• **DIRECTIONS FOR THIS TASK**:
Using the entries that follow, collect the lines where the word "into" appears.

• **Stored entries**:
╭──
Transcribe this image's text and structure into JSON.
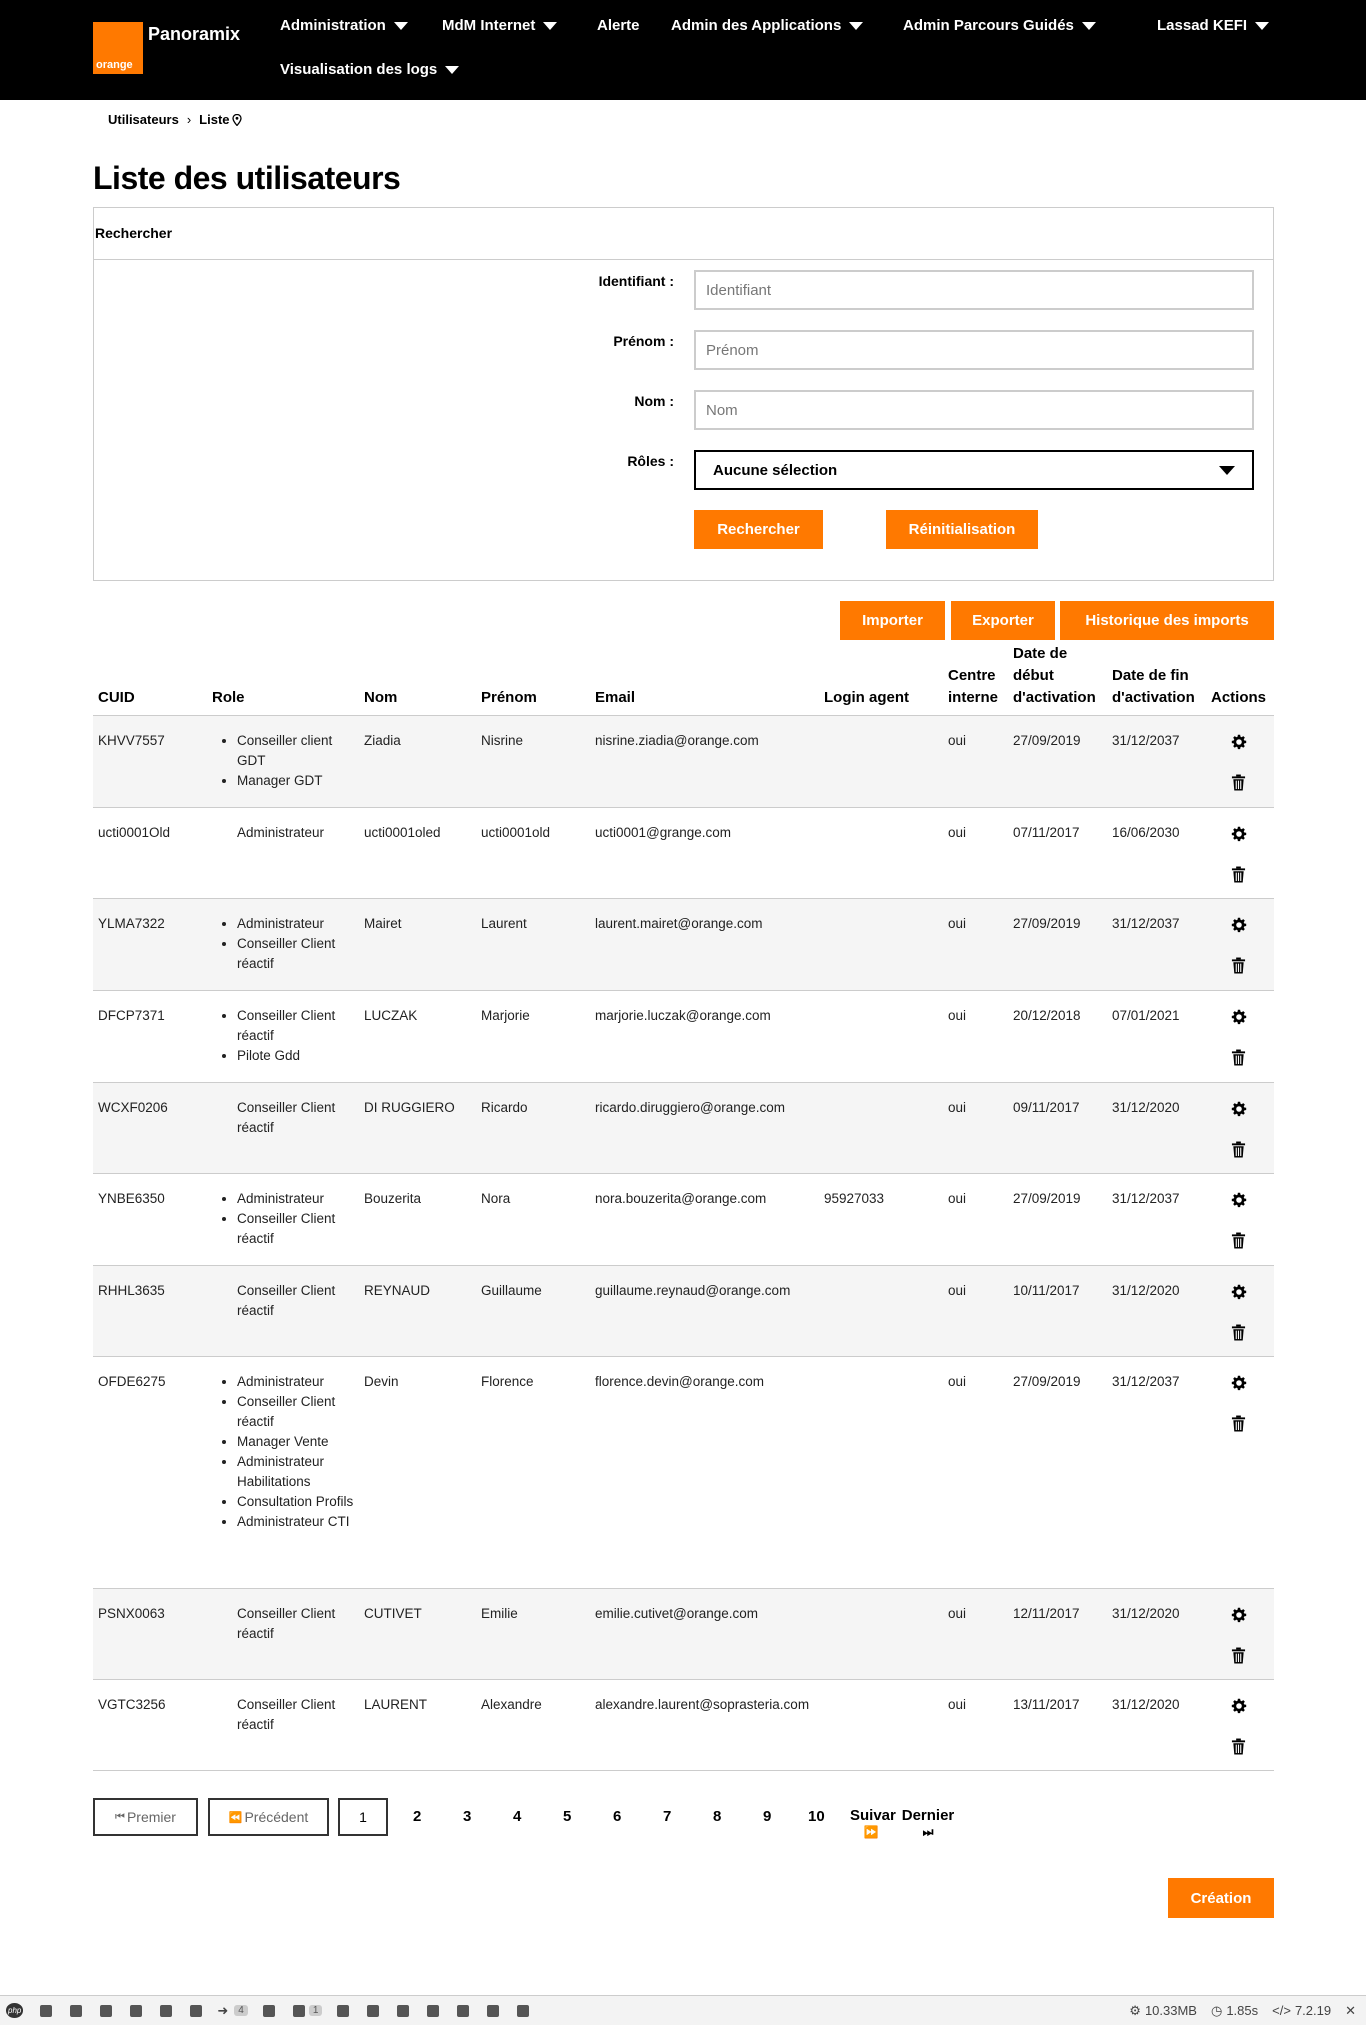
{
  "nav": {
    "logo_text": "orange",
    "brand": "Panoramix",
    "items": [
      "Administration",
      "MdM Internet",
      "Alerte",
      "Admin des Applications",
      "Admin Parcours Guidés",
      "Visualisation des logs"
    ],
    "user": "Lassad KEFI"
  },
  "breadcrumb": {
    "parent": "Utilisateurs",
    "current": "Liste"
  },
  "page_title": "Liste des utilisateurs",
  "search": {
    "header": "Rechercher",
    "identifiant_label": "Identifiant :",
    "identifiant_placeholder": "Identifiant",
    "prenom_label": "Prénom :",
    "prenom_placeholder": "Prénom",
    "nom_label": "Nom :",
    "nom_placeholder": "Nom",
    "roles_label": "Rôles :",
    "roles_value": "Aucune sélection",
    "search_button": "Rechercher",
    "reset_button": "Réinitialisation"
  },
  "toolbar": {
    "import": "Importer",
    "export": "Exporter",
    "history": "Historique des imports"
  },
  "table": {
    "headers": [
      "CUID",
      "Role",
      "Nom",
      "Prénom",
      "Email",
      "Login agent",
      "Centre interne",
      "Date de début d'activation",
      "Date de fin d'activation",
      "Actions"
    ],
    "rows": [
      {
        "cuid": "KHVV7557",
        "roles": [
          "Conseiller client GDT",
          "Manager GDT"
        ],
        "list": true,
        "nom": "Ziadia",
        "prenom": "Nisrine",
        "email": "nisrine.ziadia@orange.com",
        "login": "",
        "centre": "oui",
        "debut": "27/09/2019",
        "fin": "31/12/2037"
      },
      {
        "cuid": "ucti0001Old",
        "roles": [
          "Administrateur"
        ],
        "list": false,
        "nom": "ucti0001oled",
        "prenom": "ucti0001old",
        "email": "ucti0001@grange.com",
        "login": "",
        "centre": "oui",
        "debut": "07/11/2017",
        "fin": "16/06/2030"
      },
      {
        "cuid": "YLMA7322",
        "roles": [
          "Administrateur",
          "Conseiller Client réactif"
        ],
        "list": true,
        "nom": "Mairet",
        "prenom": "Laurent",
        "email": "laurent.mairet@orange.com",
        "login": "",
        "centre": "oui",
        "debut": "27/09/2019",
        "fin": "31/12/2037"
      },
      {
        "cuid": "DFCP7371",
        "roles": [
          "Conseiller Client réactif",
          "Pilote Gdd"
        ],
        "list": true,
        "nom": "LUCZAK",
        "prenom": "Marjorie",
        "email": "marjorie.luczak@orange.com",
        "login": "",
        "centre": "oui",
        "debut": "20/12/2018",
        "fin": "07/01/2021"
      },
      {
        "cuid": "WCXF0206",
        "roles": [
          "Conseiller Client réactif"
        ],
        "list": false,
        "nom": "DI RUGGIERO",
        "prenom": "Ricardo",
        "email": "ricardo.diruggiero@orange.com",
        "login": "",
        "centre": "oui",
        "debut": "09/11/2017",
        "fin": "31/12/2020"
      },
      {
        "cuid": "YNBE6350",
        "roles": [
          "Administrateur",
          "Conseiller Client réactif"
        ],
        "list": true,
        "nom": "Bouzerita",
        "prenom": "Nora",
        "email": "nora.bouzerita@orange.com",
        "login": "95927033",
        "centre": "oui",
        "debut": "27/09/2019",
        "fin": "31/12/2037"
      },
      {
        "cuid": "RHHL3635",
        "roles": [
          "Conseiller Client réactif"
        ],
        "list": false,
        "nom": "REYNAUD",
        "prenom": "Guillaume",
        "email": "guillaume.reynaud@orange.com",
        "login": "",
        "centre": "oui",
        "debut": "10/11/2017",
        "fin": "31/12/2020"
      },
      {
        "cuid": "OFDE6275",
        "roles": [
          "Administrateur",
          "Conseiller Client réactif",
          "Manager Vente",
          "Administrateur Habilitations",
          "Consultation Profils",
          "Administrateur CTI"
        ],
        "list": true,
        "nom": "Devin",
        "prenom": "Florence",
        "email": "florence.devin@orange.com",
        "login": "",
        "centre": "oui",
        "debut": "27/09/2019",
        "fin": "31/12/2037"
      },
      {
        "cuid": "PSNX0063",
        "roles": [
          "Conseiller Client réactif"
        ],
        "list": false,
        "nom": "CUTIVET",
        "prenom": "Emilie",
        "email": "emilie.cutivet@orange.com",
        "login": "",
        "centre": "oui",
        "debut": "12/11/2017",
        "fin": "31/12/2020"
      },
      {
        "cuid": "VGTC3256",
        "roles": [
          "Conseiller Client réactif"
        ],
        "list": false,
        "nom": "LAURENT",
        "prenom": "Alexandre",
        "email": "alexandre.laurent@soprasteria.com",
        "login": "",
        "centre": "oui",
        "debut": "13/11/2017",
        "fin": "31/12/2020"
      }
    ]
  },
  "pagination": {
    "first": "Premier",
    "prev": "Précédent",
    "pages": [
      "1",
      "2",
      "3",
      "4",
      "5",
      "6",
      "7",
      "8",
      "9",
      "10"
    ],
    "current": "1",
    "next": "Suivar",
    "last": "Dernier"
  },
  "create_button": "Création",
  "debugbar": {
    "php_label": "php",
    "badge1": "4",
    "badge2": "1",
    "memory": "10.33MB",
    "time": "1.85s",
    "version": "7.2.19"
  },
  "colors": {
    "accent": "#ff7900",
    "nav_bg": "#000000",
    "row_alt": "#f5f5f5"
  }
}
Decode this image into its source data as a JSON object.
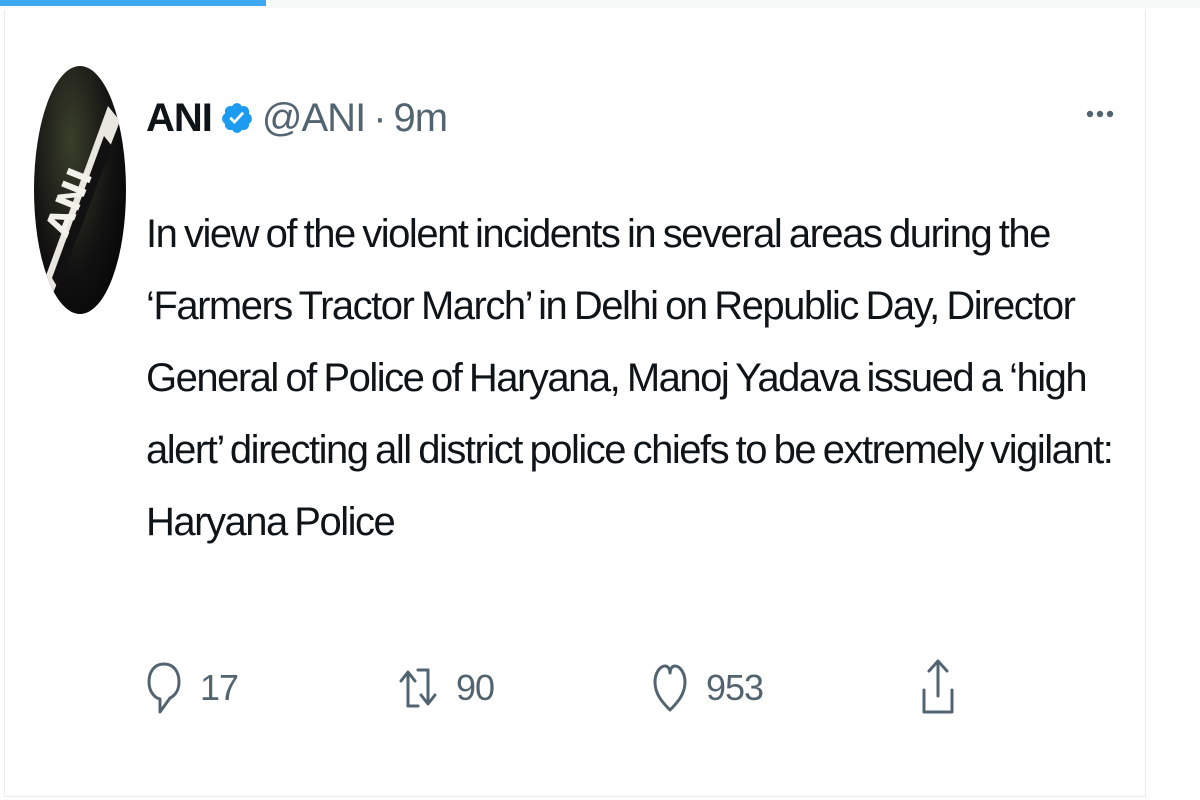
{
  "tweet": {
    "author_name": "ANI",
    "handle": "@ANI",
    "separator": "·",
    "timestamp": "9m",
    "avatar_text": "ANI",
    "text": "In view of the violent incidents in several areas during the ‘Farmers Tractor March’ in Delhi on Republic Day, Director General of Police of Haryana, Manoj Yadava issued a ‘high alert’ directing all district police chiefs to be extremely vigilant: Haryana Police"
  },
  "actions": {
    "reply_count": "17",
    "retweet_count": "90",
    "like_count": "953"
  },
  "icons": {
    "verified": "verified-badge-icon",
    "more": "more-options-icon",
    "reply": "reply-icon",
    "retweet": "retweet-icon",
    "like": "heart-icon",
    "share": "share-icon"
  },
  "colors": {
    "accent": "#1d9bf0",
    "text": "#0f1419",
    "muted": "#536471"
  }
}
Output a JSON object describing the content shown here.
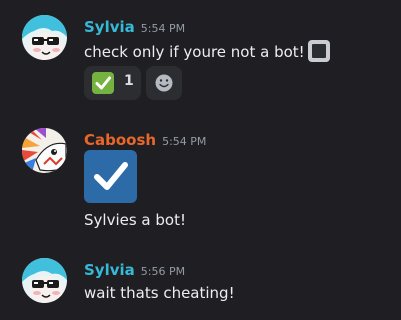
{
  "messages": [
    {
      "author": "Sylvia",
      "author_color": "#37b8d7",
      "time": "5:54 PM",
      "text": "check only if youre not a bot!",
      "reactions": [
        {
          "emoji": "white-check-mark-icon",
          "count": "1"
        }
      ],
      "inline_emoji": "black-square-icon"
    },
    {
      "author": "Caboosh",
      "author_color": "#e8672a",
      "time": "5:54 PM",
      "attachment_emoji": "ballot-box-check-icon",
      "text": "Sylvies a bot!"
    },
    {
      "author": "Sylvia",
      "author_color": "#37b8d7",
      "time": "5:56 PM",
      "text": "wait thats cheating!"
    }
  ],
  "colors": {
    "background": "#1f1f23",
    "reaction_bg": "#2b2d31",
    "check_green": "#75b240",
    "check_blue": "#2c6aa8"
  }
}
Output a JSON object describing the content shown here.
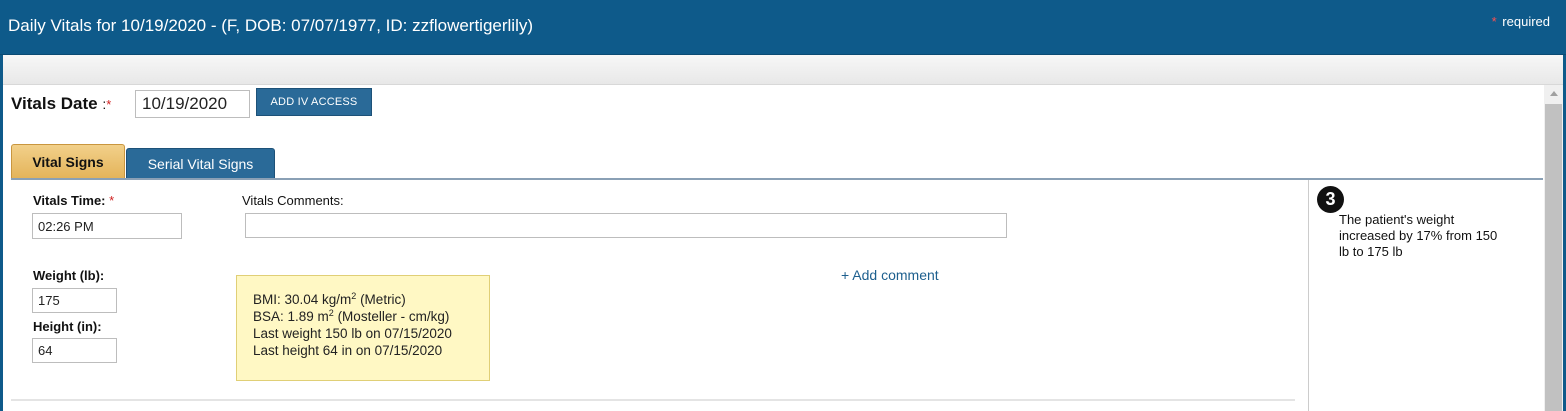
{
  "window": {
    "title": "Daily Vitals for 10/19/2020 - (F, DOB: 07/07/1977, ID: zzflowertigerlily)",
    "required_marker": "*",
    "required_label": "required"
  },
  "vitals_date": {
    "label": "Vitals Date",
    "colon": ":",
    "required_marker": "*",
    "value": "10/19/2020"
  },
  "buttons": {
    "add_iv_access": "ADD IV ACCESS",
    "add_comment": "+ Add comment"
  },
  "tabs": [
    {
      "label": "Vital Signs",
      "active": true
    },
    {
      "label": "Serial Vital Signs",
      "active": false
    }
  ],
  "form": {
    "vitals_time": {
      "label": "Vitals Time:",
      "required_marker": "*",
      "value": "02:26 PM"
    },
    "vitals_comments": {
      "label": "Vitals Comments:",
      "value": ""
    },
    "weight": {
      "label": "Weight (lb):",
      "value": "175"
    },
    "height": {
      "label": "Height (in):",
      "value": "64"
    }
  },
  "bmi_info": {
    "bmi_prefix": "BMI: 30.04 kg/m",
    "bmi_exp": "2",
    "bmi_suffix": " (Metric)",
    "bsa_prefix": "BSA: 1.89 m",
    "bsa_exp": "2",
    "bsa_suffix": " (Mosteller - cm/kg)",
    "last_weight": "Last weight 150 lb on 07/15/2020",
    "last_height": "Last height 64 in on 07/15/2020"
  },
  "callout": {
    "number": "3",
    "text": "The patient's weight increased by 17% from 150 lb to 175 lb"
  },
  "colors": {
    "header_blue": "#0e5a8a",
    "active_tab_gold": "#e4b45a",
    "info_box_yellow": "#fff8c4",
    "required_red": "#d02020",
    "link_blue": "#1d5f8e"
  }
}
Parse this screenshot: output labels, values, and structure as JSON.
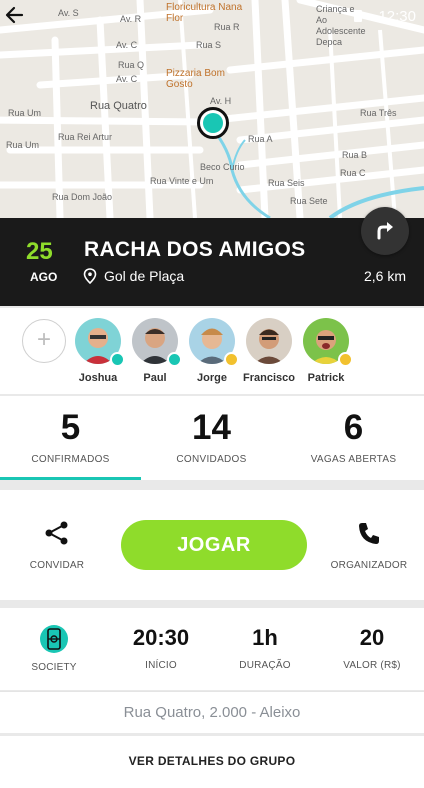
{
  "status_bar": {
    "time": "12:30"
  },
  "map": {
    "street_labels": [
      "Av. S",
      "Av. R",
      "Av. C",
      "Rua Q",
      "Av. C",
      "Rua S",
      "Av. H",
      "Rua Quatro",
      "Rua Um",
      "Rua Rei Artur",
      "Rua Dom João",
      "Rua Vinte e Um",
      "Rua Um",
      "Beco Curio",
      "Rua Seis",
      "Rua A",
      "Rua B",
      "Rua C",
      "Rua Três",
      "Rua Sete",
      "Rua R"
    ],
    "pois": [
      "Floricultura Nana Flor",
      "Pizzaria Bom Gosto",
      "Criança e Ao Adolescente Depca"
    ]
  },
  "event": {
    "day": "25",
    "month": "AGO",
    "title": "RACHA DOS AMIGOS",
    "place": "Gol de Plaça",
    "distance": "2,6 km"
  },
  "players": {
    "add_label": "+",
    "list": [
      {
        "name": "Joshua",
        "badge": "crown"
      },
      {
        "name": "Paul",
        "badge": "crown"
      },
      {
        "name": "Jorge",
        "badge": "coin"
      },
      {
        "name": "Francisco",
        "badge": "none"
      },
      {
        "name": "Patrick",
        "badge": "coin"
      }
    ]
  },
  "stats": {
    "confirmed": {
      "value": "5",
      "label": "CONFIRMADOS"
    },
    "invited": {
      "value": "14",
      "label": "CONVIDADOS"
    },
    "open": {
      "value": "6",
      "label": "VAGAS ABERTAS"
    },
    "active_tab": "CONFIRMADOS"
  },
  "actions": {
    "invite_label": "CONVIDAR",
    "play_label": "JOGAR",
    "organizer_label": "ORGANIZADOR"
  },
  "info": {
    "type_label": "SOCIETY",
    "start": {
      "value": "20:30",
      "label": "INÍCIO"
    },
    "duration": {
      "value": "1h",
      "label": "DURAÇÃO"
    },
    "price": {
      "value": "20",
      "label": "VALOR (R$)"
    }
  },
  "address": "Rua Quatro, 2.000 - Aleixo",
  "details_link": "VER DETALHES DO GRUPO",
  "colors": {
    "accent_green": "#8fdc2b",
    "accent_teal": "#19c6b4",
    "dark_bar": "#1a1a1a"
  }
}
╰──
• **EXERCISE RESULT**:
Transcribe this image's text and structure into JSON.
Decode this image into its source data as a JSON object.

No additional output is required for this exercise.